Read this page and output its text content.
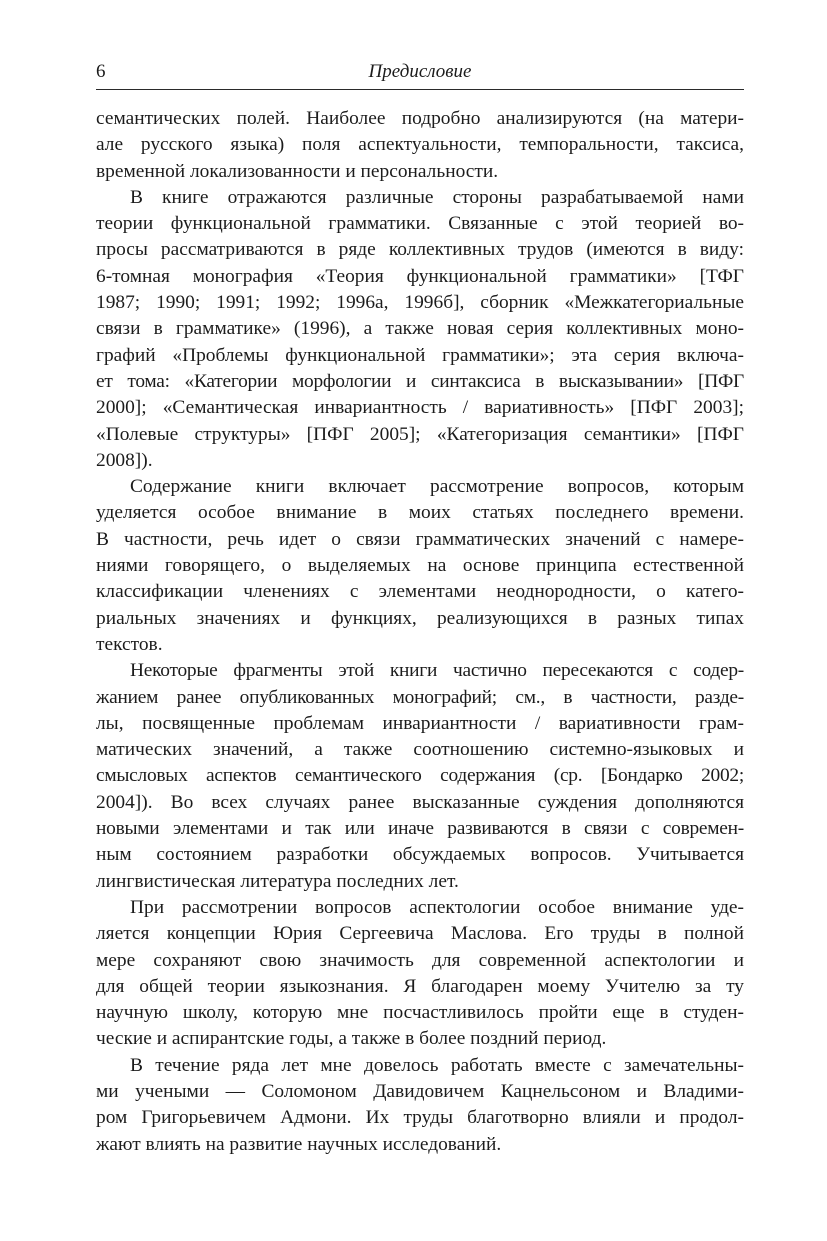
6	Предисловие

семантических полей. Наиболее подробно анализируются (на матери-
але русского языка) поля аспектуальности, темпоральности, таксиса,
временной локализованности и персональности.

В книге отражаются различные стороны разрабатываемой нами
теории функциональной грамматики. Связанные с этой теорией во-
просы рассматриваются в ряде коллективных трудов (имеются в виду:
6-томная монография «Теория функциональной грамматики» [ТФГ
1987; 1990; 1991; 1992; 1996а, 1996б], сборник «Межкатегориальные
связи в грамматике» (1996), а также новая серия коллективных моно-
графий «Проблемы функциональной грамматики»; эта серия включа-
ет тома: «Категории морфологии и синтаксиса в высказывании» [ПФГ
2000]; «Семантическая инвариантность / вариативность» [ПФГ 2003];
«Полевые структуры» [ПФГ 2005]; «Категоризация семантики» [ПФГ
2008]).

Содержание книги включает рассмотрение вопросов, которым
уделяется особое внимание в моих статьях последнего времени.
В частности, речь идет о связи грамматических значений с намере-
ниями говорящего, о выделяемых на основе принципа естественной
классификации членениях с элементами неоднородности, о катего-
риальных значениях и функциях, реализующихся в разных типах
текстов.

Некоторые фрагменты этой книги частично пересекаются с содер-
жанием ранее опубликованных монографий; см., в частности, разде-
лы, посвященные проблемам инвариантности / вариативности грам-
матических значений, а также соотношению системно-языковых и
смысловых аспектов семантического содержания (ср. [Бондарко 2002;
2004]). Во всех случаях ранее высказанные суждения дополняются
новыми элементами и так или иначе развиваются в связи с современ-
ным состоянием разработки обсуждаемых вопросов. Учитывается
лингвистическая литература последних лет.

При рассмотрении вопросов аспектологии особое внимание уде-
ляется концепции Юрия Сергеевича Маслова. Его труды в полной
мере сохраняют свою значимость для современной аспектологии и
для общей теории языкознания. Я благодарен моему Учителю за ту
научную школу, которую мне посчастливилось пройти еще в студен-
ческие и аспирантские годы, а также в более поздний период.

В течение ряда лет мне довелось работать вместе с замечательны-
ми учеными — Соломоном Давидовичем Кацнельсоном и Владими-
ром Григорьевичем Адмони. Их труды благотворно влияли и продол-
жают влиять на развитие научных исследований.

══════

Copy all the lines above that hold the string "функциональной".

теории функциональной грамматики. Связанные с этой теорией во-
6-томная монография «Теория функциональной грамматики» [ТФГ
графий «Проблемы функциональной грамматики»; эта серия включа-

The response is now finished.